DIRECTIVE >> Collect the lines of the entries where "textured" shows up.

───── SUPPLIED MATERIAL ─────

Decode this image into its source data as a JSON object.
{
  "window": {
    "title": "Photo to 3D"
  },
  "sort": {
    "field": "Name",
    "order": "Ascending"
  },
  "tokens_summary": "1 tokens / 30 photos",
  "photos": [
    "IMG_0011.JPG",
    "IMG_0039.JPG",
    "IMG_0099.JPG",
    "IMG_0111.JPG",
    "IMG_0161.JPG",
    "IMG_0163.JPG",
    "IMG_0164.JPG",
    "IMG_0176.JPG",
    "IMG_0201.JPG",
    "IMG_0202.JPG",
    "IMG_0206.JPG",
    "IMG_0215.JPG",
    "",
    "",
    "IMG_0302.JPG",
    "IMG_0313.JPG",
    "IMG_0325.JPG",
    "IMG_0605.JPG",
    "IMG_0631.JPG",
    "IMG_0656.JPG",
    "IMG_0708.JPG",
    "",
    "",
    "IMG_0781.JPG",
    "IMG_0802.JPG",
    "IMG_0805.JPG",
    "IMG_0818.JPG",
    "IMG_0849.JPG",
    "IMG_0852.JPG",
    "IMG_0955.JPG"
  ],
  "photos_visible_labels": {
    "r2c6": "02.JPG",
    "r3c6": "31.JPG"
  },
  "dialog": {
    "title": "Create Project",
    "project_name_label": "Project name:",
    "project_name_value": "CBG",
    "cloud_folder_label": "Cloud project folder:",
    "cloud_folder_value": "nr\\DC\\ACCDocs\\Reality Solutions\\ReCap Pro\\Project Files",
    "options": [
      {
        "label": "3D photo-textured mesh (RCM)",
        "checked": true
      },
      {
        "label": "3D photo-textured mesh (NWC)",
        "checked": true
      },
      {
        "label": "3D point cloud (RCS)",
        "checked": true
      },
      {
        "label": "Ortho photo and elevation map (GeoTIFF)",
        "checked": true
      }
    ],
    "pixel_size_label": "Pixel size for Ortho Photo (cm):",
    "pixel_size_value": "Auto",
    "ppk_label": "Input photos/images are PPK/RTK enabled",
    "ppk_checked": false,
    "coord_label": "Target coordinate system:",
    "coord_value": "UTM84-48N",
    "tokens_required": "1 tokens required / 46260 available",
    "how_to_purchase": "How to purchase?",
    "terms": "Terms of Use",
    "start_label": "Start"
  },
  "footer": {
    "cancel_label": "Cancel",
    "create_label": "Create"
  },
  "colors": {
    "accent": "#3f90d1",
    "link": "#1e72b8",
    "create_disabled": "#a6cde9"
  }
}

─────

FINISHED TASK >>
        "label": "3D photo-textured mesh (RCM)",
        "label": "3D photo-textured mesh (NWC)",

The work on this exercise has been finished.